## Given request
Copy out all the records exactly.

══ Listed entries ══

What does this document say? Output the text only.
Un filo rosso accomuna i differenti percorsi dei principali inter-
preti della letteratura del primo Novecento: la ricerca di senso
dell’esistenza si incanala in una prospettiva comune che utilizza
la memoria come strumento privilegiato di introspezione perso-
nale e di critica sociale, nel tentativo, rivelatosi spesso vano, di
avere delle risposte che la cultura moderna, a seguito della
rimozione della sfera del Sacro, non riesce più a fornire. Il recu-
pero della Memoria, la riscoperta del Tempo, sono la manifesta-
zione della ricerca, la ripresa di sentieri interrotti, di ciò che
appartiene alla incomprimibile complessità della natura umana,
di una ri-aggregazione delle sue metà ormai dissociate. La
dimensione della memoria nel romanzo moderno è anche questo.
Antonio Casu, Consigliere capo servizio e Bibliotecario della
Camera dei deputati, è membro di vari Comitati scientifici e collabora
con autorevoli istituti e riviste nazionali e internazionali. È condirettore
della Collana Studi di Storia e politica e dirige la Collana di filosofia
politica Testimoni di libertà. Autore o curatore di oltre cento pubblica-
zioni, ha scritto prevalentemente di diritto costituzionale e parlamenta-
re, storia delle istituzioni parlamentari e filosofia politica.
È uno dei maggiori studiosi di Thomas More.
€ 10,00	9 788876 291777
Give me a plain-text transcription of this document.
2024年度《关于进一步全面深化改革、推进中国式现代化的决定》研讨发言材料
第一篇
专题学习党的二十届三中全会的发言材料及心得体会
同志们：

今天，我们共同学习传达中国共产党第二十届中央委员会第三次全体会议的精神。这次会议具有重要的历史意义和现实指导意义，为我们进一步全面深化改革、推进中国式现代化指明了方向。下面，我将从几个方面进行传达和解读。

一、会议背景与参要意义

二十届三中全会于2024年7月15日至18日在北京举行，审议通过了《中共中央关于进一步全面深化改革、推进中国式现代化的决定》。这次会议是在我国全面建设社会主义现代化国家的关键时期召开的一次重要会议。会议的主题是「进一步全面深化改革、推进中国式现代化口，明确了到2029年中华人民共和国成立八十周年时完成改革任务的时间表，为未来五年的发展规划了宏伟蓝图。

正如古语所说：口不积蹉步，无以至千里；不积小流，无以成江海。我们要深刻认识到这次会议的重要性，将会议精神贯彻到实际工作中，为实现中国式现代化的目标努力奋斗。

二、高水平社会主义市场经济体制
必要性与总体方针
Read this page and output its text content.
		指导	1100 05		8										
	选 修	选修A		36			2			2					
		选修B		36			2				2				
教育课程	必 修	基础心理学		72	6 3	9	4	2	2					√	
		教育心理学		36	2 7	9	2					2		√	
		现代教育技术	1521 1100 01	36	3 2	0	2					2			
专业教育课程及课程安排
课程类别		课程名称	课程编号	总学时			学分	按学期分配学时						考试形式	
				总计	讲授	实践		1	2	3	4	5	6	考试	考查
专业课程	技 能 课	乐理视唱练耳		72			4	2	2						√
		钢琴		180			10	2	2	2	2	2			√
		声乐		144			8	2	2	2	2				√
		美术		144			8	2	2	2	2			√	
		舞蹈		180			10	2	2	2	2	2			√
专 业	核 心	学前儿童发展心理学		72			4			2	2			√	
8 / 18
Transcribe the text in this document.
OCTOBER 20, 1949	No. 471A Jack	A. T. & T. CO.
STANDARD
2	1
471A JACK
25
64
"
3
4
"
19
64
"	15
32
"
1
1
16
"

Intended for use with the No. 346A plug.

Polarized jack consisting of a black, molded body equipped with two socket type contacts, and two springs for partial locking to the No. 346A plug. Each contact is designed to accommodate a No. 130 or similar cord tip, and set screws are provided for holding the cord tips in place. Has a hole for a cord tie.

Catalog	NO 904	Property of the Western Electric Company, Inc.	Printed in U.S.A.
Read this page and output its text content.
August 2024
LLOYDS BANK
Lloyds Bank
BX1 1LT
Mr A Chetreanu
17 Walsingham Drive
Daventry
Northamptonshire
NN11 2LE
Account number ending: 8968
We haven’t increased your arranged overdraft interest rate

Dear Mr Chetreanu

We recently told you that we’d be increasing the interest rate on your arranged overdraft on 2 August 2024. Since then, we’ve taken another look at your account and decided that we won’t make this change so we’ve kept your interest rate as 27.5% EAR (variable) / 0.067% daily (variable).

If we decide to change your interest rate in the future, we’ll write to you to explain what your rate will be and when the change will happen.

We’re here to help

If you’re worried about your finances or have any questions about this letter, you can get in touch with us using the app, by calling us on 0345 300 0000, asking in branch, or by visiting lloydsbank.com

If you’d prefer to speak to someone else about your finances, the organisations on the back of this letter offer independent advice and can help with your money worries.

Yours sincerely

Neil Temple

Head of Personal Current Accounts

═══

## In response
What does this document say? Output the text only.
Un filo rosso accomuna i differenti percorsi dei principali inter-
preti della letteratura del primo Novecento: la ricerca di senso
dell’esistenza si incanala in una prospettiva comune che utilizza
la memoria come strumento privilegiato di introspezione perso-
nale e di critica sociale, nel tentativo, rivelatosi spesso vano, di
avere delle risposte che la cultura moderna, a seguito della
rimozione della sfera del Sacro, non riesce più a fornire. Il recu-
pero della Memoria, la riscoperta del Tempo, sono la manifesta-
zione della ricerca, la ripresa di sentieri interrotti, di ciò che
appartiene alla incomprimibile complessità della natura umana,
di una ri-aggregazione delle sue metà ormai dissociate. La
dimensione della memoria nel romanzo moderno è anche questo.
Antonio Casu, Consigliere capo servizio e Bibliotecario della
Camera dei deputati, è membro di vari Comitati scientifici e collabora
con autorevoli istituti e riviste nazionali e internazionali. È condirettore
della Collana Studi di Storia e politica e dirige la Collana di filosofia
politica Testimoni di libertà. Autore o curatore di oltre cento pubblica-
zioni, ha scritto prevalentemente di diritto costituzionale e parlamenta-
re, storia delle istituzioni parlamentari e filosofia politica.
È uno dei maggiori studiosi di Thomas More.
€ 10,00	9 788876 291777
Give me a plain-text transcription of this document.
2024年度《关于进一步全面深化改革、推进中国式现代化的决定》研讨发言材料
第一篇
专题学习党的二十届三中全会的发言材料及心得体会
同志们：

今天，我们共同学习传达中国共产党第二十届中央委员会第三次全体会议的精神。这次会议具有重要的历史意义和现实指导意义，为我们进一步全面深化改革、推进中国式现代化指明了方向。下面，我将从几个方面进行传达和解读。

一、会议背景与参要意义

二十届三中全会于2024年7月15日至18日在北京举行，审议通过了《中共中央关于进一步全面深化改革、推进中国式现代化的决定》。这次会议是在我国全面建设社会主义现代化国家的关键时期召开的一次重要会议。会议的主题是「进一步全面深化改革、推进中国式现代化口，明确了到2029年中华人民共和国成立八十周年时完成改革任务的时间表，为未来五年的发展规划了宏伟蓝图。

正如古语所说：口不积蹉步，无以至千里；不积小流，无以成江海。我们要深刻认识到这次会议的重要性，将会议精神贯彻到实际工作中，为实现中国式现代化的目标努力奋斗。

二、高水平社会主义市场经济体制
必要性与总体方针
Read this page and output its text content.
		指导	1100 05		8										
	选 修	选修A		36			2			2					
		选修B		36			2				2				
教育课程	必 修	基础心理学		72	6 3	9	4	2	2					√	
		教育心理学		36	2 7	9	2					2		√	
		现代教育技术	1521 1100 01	36	3 2	0	2					2			
专业教育课程及课程安排
课程类别		课程名称	课程编号	总学时			学分	按学期分配学时						考试形式	
				总计	讲授	实践		1	2	3	4	5	6	考试	考查
专业课程	技 能 课	乐理视唱练耳		72			4	2	2						√
		钢琴		180			10	2	2	2	2	2			√
		声乐		144			8	2	2	2	2				√
		美术		144			8	2	2	2	2			√	
		舞蹈		180			10	2	2	2	2	2			√
专 业	核 心	学前儿童发展心理学		72			4			2	2			√	
8 / 18
Transcribe the text in this document.
OCTOBER 20, 1949	No. 471A Jack	A. T. & T. CO.
STANDARD
2	1
471A JACK
25
64
"
3
4
"
19
64
"	15
32
"
1
1
16
"

Intended for use with the No. 346A plug.

Polarized jack consisting of a black, molded body equipped with two socket type contacts, and two springs for partial locking to the No. 346A plug. Each contact is designed to accommodate a No. 130 or similar cord tip, and set screws are provided for holding the cord tips in place. Has a hole for a cord tie.

Catalog	NO 904	Property of the Western Electric Company, Inc.	Printed in U.S.A.
Read this page and output its text content.
August 2024
LLOYDS BANK
Lloyds Bank
BX1 1LT
Mr A Chetreanu
17 Walsingham Drive
Daventry
Northamptonshire
NN11 2LE
Account number ending: 8968
We haven’t increased your arranged overdraft interest rate

Dear Mr Chetreanu

We recently told you that we’d be increasing the interest rate on your arranged overdraft on 2 August 2024. Since then, we’ve taken another look at your account and decided that we won’t make this change so we’ve kept your interest rate as 27.5% EAR (variable) / 0.067% daily (variable).

If we decide to change your interest rate in the future, we’ll write to you to explain what your rate will be and when the change will happen.

We’re here to help

If you’re worried about your finances or have any questions about this letter, you can get in touch with us using the app, by calling us on 0345 300 0000, asking in branch, or by visiting lloydsbank.com

If you’d prefer to speak to someone else about your finances, the organisations on the back of this letter offer independent advice and can help with your money worries.

Yours sincerely

Neil Temple

Head of Personal Current Accounts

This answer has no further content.